Locate every line in the records below that contains the word "require", and copy each one.

Dataset records:
_ _ _ _ _ _ _
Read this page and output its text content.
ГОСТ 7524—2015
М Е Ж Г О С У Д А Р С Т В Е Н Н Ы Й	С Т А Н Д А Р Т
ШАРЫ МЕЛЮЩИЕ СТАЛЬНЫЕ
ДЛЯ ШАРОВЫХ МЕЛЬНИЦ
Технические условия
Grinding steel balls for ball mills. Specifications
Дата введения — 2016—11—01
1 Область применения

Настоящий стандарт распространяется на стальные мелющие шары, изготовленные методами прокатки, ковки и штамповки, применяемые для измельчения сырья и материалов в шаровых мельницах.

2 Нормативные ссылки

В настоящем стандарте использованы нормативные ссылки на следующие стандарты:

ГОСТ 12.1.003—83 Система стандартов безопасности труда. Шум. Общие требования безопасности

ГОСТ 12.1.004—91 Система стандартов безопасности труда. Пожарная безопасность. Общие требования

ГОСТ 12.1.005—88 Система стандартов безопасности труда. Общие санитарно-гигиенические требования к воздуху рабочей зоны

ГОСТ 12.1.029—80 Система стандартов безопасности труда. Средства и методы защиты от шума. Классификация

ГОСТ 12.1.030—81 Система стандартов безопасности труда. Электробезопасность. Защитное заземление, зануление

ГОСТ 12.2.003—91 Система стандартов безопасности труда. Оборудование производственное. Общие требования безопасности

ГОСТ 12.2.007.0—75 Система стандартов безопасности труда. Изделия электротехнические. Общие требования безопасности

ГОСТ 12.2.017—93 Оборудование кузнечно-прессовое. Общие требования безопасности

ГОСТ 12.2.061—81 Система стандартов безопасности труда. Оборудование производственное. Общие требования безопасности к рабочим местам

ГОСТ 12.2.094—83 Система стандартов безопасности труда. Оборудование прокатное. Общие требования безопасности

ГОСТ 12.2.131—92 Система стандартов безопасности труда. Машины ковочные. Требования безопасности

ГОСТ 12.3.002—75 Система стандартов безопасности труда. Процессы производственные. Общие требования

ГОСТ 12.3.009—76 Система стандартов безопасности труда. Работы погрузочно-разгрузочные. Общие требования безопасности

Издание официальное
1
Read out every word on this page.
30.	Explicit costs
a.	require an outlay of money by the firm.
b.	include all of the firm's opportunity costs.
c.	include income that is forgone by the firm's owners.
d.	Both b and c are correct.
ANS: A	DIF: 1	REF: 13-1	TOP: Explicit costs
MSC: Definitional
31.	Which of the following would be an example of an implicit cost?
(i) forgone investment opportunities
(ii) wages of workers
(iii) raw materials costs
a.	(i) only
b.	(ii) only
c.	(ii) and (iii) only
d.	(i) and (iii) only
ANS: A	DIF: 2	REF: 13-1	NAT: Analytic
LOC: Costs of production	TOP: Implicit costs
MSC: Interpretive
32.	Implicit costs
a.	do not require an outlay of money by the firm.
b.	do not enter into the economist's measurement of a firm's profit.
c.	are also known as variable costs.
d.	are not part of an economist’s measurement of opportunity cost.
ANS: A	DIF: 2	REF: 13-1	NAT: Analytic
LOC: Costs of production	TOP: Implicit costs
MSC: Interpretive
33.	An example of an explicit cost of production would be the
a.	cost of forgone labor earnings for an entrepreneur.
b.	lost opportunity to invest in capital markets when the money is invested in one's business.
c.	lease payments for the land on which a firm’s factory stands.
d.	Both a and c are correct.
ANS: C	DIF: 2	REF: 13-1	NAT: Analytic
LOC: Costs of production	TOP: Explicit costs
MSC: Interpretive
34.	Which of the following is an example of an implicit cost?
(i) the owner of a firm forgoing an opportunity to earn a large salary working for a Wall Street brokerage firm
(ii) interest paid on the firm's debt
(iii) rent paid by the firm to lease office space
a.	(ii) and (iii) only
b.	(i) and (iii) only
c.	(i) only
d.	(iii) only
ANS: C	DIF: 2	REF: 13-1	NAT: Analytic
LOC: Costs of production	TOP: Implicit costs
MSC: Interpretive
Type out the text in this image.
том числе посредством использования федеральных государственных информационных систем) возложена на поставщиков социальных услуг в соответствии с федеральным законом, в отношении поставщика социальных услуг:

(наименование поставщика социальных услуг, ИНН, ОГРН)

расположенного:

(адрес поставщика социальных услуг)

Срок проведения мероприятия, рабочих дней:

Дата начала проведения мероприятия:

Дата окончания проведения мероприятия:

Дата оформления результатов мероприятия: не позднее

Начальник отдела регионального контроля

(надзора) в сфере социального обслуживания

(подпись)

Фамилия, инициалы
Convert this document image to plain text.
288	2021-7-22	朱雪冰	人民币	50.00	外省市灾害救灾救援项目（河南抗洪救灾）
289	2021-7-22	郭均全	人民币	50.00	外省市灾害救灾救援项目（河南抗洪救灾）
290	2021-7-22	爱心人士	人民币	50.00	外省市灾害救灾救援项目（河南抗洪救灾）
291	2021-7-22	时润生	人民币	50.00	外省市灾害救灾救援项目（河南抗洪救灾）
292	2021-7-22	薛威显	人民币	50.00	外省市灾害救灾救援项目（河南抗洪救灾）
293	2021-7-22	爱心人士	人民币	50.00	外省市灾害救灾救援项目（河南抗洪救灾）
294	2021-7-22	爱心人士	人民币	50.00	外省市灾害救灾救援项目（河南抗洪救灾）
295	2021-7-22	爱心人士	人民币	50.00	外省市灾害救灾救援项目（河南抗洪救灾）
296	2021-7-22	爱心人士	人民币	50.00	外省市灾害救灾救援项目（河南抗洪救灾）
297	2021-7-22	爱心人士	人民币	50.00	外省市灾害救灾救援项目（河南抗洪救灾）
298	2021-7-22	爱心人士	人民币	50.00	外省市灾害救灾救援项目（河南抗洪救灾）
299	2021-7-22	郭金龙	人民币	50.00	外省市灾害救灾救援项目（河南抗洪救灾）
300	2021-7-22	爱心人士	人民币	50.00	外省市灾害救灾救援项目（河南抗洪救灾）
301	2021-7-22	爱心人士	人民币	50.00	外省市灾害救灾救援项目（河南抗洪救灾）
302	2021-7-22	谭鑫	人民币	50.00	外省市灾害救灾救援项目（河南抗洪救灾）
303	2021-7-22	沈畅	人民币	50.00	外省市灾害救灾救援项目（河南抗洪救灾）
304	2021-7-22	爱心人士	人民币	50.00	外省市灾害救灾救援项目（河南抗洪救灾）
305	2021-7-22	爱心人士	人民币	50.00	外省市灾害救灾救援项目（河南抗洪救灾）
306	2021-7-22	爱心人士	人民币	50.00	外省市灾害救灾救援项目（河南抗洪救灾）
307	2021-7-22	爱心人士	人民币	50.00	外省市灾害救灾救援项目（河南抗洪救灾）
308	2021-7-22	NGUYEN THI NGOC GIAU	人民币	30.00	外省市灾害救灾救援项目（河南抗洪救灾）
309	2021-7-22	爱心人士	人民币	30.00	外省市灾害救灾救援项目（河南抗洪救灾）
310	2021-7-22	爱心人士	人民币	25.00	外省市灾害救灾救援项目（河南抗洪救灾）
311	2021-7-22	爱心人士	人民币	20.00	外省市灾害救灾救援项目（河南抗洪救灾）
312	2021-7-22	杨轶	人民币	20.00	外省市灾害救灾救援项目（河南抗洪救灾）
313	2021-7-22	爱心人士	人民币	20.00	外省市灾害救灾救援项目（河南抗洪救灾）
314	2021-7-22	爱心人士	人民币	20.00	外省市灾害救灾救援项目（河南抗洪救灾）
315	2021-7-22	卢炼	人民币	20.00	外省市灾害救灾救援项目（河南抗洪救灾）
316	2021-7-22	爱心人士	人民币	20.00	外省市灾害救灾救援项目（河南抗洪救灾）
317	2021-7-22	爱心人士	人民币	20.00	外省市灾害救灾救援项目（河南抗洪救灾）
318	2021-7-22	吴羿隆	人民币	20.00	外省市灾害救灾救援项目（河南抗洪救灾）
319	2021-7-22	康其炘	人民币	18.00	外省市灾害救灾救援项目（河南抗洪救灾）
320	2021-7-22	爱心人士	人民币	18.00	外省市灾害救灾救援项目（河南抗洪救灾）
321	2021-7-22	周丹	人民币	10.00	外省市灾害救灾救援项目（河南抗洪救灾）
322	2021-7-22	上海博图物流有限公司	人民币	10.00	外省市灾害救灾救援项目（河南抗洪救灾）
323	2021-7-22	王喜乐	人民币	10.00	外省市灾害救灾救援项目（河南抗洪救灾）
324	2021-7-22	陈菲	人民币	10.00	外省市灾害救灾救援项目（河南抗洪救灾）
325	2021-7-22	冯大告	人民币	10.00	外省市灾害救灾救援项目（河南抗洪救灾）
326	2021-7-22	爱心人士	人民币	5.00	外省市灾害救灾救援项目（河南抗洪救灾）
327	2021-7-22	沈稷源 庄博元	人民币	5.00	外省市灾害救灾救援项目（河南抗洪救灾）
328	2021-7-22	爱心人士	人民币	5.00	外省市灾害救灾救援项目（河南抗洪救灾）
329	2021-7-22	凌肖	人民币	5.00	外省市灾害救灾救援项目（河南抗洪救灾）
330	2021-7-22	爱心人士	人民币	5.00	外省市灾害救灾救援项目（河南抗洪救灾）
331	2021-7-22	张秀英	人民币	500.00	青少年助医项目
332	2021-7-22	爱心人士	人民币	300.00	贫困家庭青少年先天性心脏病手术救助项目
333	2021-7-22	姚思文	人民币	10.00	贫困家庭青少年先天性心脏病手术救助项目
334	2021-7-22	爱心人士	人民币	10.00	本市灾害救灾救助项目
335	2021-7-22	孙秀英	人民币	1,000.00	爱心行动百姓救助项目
_ _ _ _ _ _ _
▸ **Task response**
a.	require an outlay of money by the firm.
a.	do not require an outlay of money by the firm.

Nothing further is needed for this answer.